++++ RECORDS FOR THE EXERCISE

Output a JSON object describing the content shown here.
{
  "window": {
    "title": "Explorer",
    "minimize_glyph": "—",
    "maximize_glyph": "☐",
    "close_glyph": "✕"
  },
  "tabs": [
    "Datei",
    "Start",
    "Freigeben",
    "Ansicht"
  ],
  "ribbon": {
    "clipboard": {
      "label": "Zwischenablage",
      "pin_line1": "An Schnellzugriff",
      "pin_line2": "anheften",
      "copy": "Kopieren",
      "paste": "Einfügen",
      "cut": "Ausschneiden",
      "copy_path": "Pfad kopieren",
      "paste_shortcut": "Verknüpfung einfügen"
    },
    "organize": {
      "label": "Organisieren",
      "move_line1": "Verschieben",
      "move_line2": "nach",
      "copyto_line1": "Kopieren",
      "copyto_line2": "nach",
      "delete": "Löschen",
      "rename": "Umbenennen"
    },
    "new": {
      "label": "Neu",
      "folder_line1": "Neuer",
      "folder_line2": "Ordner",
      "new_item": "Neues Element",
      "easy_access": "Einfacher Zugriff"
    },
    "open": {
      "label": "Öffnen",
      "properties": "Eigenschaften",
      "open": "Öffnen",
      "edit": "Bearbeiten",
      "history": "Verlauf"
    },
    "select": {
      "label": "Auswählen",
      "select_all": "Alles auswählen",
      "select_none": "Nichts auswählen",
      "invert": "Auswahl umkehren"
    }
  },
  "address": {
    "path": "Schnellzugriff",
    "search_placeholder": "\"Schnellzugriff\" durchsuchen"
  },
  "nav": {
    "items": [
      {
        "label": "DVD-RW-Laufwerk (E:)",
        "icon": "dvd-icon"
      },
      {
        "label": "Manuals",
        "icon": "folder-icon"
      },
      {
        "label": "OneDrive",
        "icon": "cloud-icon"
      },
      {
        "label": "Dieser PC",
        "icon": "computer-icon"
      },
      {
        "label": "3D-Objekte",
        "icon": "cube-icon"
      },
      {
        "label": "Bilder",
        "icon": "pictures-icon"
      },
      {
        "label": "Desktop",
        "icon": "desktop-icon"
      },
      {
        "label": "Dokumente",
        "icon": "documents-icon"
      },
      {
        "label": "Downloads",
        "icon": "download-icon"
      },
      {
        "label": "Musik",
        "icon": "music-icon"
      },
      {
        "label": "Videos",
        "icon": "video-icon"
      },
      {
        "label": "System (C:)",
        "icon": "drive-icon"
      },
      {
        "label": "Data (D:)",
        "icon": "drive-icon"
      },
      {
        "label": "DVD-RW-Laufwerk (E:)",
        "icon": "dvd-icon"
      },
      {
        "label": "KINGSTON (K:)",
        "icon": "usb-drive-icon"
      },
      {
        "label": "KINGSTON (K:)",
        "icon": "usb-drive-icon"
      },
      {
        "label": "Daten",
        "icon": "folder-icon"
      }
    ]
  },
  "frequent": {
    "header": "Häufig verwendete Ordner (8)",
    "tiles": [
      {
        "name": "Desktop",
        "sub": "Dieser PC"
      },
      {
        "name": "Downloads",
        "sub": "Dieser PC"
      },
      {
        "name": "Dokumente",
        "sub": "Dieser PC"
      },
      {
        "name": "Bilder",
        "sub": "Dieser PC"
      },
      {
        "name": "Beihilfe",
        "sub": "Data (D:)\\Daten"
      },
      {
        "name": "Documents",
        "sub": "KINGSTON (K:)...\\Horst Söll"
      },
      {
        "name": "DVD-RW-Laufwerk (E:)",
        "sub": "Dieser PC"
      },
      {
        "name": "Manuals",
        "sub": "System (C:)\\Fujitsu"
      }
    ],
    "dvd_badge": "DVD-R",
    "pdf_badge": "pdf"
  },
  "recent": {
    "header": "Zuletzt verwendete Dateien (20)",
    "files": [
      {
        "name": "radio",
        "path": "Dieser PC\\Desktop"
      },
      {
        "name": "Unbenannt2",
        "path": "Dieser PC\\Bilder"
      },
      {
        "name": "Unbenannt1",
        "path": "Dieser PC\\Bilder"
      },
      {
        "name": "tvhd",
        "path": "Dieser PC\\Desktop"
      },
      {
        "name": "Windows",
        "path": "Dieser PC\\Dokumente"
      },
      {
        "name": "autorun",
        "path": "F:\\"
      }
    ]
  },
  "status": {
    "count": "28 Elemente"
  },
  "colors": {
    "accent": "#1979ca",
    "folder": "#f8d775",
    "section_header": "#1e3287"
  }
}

++++++++

> **TASK STATEMENT**
Where does the word "Ordner" appear? Return each line that holds it.

> **WRITTEN ANSWER**
      "folder_line2": "Ordner",
    "header": "Häufig verwendete Ordner (8)",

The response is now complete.